The data must be written out once more, precisely as given.

-- Supplied data start --

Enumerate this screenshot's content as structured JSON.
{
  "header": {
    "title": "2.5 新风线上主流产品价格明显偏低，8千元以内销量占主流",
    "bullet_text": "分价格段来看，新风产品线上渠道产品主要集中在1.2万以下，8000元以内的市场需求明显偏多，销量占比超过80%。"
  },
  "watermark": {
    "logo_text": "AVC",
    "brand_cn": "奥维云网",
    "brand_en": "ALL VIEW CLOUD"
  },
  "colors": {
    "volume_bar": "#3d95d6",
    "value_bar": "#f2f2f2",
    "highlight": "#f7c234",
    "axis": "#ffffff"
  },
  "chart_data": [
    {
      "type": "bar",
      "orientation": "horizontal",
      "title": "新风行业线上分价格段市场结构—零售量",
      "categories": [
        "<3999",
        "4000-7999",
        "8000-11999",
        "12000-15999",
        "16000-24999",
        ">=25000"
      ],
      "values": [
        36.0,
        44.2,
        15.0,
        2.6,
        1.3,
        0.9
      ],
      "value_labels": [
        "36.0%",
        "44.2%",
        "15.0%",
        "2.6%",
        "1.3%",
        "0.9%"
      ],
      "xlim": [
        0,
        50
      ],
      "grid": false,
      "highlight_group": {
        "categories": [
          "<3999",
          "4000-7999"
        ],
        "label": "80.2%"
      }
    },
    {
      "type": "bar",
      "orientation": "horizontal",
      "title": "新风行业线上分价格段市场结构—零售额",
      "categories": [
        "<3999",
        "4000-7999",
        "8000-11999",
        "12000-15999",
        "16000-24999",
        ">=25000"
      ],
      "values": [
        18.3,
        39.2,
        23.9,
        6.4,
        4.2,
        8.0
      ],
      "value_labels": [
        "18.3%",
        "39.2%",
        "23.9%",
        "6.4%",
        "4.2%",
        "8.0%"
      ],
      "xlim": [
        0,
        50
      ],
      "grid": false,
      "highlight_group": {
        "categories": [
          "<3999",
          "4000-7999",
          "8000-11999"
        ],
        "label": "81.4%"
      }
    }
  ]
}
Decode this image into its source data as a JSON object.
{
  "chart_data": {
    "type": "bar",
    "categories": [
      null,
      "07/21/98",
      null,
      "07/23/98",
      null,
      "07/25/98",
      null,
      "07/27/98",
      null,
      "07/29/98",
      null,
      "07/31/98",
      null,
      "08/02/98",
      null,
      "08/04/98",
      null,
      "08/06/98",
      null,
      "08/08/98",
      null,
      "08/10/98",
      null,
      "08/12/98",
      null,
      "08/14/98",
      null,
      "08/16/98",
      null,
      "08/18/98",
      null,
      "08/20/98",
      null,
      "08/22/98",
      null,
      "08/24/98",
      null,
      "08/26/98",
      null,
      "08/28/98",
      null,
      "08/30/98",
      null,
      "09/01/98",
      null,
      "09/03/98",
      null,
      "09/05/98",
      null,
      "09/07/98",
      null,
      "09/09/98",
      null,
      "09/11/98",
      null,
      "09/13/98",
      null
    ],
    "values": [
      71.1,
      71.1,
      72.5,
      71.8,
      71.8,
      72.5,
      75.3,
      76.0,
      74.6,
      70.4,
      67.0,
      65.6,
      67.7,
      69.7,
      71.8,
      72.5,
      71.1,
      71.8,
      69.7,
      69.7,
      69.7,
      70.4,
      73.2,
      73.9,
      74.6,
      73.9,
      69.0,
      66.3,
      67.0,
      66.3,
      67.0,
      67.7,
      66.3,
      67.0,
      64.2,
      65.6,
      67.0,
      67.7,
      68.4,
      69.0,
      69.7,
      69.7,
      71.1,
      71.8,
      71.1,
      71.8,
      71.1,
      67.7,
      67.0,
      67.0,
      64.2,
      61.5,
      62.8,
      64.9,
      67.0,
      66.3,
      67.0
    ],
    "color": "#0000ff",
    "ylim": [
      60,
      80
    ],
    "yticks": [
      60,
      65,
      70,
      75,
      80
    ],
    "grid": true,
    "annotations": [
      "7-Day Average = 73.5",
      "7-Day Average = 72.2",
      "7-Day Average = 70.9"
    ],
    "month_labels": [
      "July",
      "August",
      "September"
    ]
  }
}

-- Supplied data end --

- [Expected answer]:
Enumerate this screenshot's content as structured JSON.
{
  "header": {
    "title": "2.5 新风线上主流产品价格明显偏低，8千元以内销量占主流",
    "bullet_text": "分价格段来看，新风产品线上渠道产品主要集中在1.2万以下，8000元以内的市场需求明显偏多，销量占比超过80%。"
  },
  "watermark": {
    "logo_text": "AVC",
    "brand_cn": "奥维云网",
    "brand_en": "ALL VIEW CLOUD"
  },
  "colors": {
    "volume_bar": "#3d95d6",
    "value_bar": "#f2f2f2",
    "highlight": "#f7c234",
    "axis": "#ffffff"
  },
  "chart_data": [
    {
      "type": "bar",
      "orientation": "horizontal",
      "title": "新风行业线上分价格段市场结构—零售量",
      "categories": [
        "<3999",
        "4000-7999",
        "8000-11999",
        "12000-15999",
        "16000-24999",
        ">=25000"
      ],
      "values": [
        36.0,
        44.2,
        15.0,
        2.6,
        1.3,
        0.9
      ],
      "value_labels": [
        "36.0%",
        "44.2%",
        "15.0%",
        "2.6%",
        "1.3%",
        "0.9%"
      ],
      "xlim": [
        0,
        50
      ],
      "grid": false,
      "highlight_group": {
        "categories": [
          "<3999",
          "4000-7999"
        ],
        "label": "80.2%"
      }
    },
    {
      "type": "bar",
      "orientation": "horizontal",
      "title": "新风行业线上分价格段市场结构—零售额",
      "categories": [
        "<3999",
        "4000-7999",
        "8000-11999",
        "12000-15999",
        "16000-24999",
        ">=25000"
      ],
      "values": [
        18.3,
        39.2,
        23.9,
        6.4,
        4.2,
        8.0
      ],
      "value_labels": [
        "18.3%",
        "39.2%",
        "23.9%",
        "6.4%",
        "4.2%",
        "8.0%"
      ],
      "xlim": [
        0,
        50
      ],
      "grid": false,
      "highlight_group": {
        "categories": [
          "<3999",
          "4000-7999",
          "8000-11999"
        ],
        "label": "81.4%"
      }
    }
  ]
}
Decode this image into its source data as a JSON object.
{
  "chart_data": {
    "type": "bar",
    "categories": [
      null,
      "07/21/98",
      null,
      "07/23/98",
      null,
      "07/25/98",
      null,
      "07/27/98",
      null,
      "07/29/98",
      null,
      "07/31/98",
      null,
      "08/02/98",
      null,
      "08/04/98",
      null,
      "08/06/98",
      null,
      "08/08/98",
      null,
      "08/10/98",
      null,
      "08/12/98",
      null,
      "08/14/98",
      null,
      "08/16/98",
      null,
      "08/18/98",
      null,
      "08/20/98",
      null,
      "08/22/98",
      null,
      "08/24/98",
      null,
      "08/26/98",
      null,
      "08/28/98",
      null,
      "08/30/98",
      null,
      "09/01/98",
      null,
      "09/03/98",
      null,
      "09/05/98",
      null,
      "09/07/98",
      null,
      "09/09/98",
      null,
      "09/11/98",
      null,
      "09/13/98",
      null
    ],
    "values": [
      71.1,
      71.1,
      72.5,
      71.8,
      71.8,
      72.5,
      75.3,
      76.0,
      74.6,
      70.4,
      67.0,
      65.6,
      67.7,
      69.7,
      71.8,
      72.5,
      71.1,
      71.8,
      69.7,
      69.7,
      69.7,
      70.4,
      73.2,
      73.9,
      74.6,
      73.9,
      69.0,
      66.3,
      67.0,
      66.3,
      67.0,
      67.7,
      66.3,
      67.0,
      64.2,
      65.6,
      67.0,
      67.7,
      68.4,
      69.0,
      69.7,
      69.7,
      71.1,
      71.8,
      71.1,
      71.8,
      71.1,
      67.7,
      67.0,
      67.0,
      64.2,
      61.5,
      62.8,
      64.9,
      67.0,
      66.3,
      67.0
    ],
    "color": "#0000ff",
    "ylim": [
      60,
      80
    ],
    "yticks": [
      60,
      65,
      70,
      75,
      80
    ],
    "grid": true,
    "annotations": [
      "7-Day Average = 73.5",
      "7-Day Average = 72.2",
      "7-Day Average = 70.9"
    ],
    "month_labels": [
      "July",
      "August",
      "September"
    ]
  }
}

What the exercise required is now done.